• [Given task]
Write out the listing below in full and exactly, leaving out every picture.

# Source data start

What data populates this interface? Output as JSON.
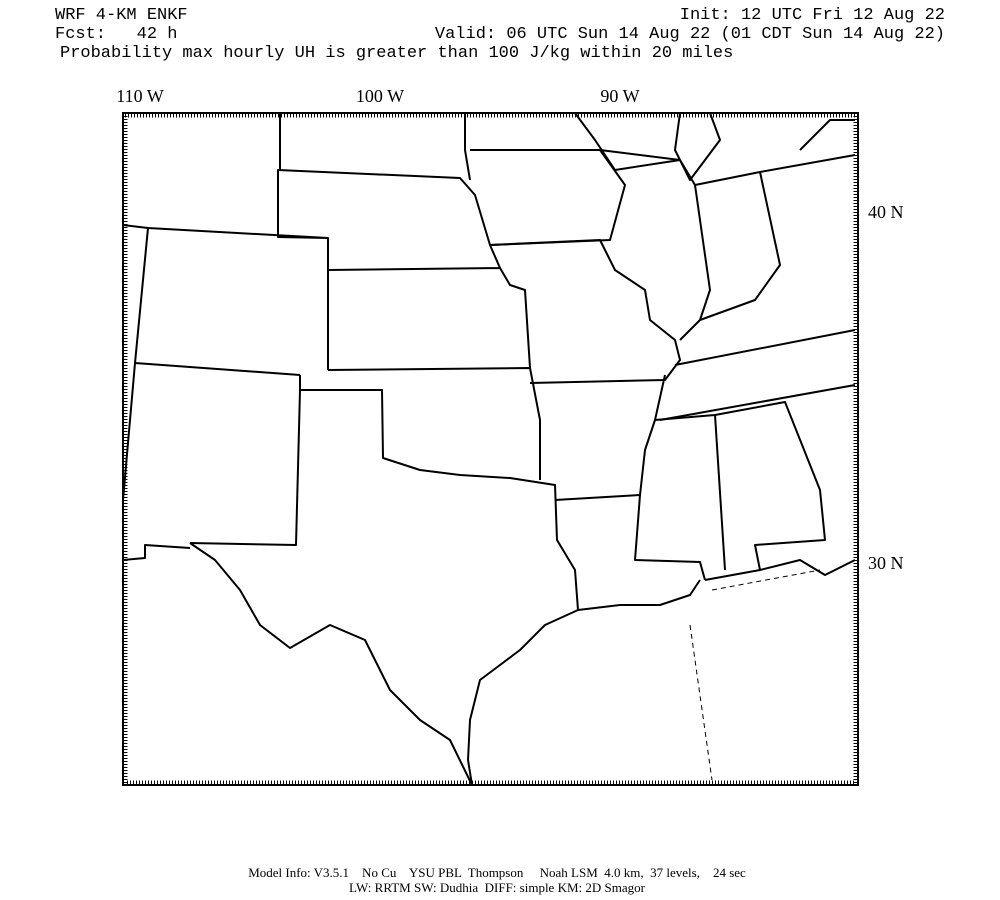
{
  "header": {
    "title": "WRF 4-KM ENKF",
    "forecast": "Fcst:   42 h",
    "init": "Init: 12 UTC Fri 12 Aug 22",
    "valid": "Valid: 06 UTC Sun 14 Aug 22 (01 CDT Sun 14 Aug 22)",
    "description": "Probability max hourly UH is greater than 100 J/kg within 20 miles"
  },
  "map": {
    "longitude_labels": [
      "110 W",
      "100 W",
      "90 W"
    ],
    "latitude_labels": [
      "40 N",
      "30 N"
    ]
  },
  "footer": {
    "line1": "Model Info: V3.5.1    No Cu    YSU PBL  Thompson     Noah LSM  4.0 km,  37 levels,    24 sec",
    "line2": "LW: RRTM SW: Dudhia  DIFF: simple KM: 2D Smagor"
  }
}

# Source data end

• [Task solution]
What data populates this interface? Output as JSON.
{
  "header": {
    "title": "WRF 4-KM ENKF",
    "forecast": "Fcst:   42 h",
    "init": "Init: 12 UTC Fri 12 Aug 22",
    "valid": "Valid: 06 UTC Sun 14 Aug 22 (01 CDT Sun 14 Aug 22)",
    "description": "Probability max hourly UH is greater than 100 J/kg within 20 miles"
  },
  "map": {
    "longitude_labels": [
      "110 W",
      "100 W",
      "90 W"
    ],
    "latitude_labels": [
      "40 N",
      "30 N"
    ]
  },
  "footer": {
    "line1": "Model Info: V3.5.1    No Cu    YSU PBL  Thompson     Noah LSM  4.0 km,  37 levels,    24 sec",
    "line2": "LW: RRTM SW: Dudhia  DIFF: simple KM: 2D Smagor"
  }
}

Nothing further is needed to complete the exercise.